DATA:
┄┄┄┄┄┄

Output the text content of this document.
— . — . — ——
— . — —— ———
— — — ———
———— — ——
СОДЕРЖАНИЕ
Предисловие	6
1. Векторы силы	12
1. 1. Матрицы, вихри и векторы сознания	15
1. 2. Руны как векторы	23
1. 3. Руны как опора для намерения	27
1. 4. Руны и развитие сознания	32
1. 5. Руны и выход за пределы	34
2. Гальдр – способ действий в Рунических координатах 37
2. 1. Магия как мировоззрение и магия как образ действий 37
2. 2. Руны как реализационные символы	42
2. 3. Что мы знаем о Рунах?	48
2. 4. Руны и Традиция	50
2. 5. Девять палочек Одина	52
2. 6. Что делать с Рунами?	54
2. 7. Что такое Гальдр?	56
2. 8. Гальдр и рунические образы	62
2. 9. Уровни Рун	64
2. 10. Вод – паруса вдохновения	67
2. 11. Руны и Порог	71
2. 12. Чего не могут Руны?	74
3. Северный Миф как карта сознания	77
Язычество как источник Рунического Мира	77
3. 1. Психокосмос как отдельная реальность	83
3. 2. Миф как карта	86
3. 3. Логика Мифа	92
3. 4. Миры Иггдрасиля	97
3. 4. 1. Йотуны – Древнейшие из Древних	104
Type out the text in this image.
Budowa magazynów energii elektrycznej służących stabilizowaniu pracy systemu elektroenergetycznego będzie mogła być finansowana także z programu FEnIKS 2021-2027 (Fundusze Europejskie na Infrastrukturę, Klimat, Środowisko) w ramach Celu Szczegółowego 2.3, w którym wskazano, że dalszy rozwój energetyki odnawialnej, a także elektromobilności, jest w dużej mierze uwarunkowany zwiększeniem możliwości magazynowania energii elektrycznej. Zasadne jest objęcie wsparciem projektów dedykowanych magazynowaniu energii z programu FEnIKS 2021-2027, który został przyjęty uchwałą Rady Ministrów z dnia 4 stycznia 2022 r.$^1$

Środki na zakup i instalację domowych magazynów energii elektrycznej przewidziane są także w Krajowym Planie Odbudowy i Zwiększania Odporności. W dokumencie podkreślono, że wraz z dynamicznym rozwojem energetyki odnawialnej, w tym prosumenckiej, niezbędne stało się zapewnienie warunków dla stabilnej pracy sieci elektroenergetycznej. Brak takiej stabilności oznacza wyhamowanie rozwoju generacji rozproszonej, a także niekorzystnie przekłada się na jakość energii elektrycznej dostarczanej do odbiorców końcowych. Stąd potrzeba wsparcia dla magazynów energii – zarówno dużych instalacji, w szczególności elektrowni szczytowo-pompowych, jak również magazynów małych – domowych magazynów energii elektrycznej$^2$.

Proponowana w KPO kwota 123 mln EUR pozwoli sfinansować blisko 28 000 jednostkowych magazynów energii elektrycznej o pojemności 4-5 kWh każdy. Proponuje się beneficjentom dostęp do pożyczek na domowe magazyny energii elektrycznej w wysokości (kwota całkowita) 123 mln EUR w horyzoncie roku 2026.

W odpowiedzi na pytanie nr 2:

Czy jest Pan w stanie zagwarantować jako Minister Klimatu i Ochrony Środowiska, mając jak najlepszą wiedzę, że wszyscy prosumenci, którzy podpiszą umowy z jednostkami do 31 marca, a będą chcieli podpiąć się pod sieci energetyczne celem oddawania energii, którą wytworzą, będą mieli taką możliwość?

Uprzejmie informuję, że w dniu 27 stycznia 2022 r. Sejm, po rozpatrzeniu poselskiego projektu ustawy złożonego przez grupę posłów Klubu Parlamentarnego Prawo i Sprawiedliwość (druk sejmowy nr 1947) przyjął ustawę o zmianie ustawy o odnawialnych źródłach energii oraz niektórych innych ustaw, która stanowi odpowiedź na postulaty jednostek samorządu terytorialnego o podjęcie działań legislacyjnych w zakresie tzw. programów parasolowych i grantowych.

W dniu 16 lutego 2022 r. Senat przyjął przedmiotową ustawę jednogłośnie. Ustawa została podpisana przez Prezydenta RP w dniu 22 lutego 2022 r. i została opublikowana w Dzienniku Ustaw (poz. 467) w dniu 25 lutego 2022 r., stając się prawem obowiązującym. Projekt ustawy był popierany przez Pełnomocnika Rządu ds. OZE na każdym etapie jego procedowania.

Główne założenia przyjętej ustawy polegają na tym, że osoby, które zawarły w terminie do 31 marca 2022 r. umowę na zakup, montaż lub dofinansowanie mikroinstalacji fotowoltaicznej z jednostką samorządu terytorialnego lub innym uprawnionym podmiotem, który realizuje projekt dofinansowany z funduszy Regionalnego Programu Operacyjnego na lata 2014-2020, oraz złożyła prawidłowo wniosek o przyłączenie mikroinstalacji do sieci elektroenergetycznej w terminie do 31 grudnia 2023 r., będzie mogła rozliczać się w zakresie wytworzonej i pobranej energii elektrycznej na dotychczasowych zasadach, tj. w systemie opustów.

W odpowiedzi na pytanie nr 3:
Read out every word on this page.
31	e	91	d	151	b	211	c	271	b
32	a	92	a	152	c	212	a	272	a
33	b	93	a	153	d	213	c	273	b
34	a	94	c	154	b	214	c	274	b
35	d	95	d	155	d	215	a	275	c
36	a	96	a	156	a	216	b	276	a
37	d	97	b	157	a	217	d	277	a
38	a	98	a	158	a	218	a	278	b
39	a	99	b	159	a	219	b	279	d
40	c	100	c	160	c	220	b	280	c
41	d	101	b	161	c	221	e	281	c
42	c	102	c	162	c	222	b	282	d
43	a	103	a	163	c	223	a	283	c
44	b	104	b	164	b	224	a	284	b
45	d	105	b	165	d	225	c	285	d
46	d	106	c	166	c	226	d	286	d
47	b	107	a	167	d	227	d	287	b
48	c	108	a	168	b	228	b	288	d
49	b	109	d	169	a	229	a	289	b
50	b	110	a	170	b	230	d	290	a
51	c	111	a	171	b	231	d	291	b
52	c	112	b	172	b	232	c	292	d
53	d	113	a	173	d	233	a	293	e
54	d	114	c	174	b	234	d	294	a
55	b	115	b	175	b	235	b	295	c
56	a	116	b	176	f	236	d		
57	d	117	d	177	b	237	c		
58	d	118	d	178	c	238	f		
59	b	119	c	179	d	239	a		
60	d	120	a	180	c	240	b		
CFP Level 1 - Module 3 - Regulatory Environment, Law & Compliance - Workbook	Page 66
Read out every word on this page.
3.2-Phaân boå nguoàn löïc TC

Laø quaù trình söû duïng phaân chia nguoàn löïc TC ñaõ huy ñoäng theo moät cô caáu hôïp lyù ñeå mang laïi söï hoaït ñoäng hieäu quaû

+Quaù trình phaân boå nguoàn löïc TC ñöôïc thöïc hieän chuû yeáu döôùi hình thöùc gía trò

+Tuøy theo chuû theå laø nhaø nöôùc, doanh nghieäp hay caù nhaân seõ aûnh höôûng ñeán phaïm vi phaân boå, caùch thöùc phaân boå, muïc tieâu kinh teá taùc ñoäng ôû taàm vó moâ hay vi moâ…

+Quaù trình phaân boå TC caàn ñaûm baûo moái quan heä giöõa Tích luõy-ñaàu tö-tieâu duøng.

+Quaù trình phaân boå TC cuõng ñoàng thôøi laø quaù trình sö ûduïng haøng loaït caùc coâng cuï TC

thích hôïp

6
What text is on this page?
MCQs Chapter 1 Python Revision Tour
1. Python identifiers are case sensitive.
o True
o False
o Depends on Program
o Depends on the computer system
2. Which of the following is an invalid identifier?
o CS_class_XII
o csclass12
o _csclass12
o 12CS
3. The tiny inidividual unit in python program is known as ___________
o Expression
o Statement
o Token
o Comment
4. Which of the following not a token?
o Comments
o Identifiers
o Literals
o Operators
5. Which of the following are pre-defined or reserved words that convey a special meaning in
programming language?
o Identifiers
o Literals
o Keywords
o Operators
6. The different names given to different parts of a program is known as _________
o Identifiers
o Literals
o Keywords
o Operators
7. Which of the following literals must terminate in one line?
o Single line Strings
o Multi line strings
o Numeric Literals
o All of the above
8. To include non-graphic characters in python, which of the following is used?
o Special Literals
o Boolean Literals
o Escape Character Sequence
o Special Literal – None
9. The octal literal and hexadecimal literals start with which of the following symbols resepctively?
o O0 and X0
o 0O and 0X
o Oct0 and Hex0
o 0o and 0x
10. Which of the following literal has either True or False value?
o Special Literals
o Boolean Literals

┄┄┄┄┄┄

YOUR OBJECTIVE:
Find the word "tieâu" in the material, then list each line that holds it.

RESPONSE TO THIS TASK:
+Tuøy theo chuû theå laø nhaø nöôùc, doanh nghieäp hay caù nhaân seõ aûnh höôûng ñeán phaïm vi phaân boå, caùch thöùc phaân boå, muïc tieâu kinh teá taùc ñoäng ôû taàm vó moâ hay vi moâ…
+Quaù trình phaân boå TC caàn ñaûm baûo moái quan heä giöõa Tích luõy-ñaàu tö-tieâu duøng.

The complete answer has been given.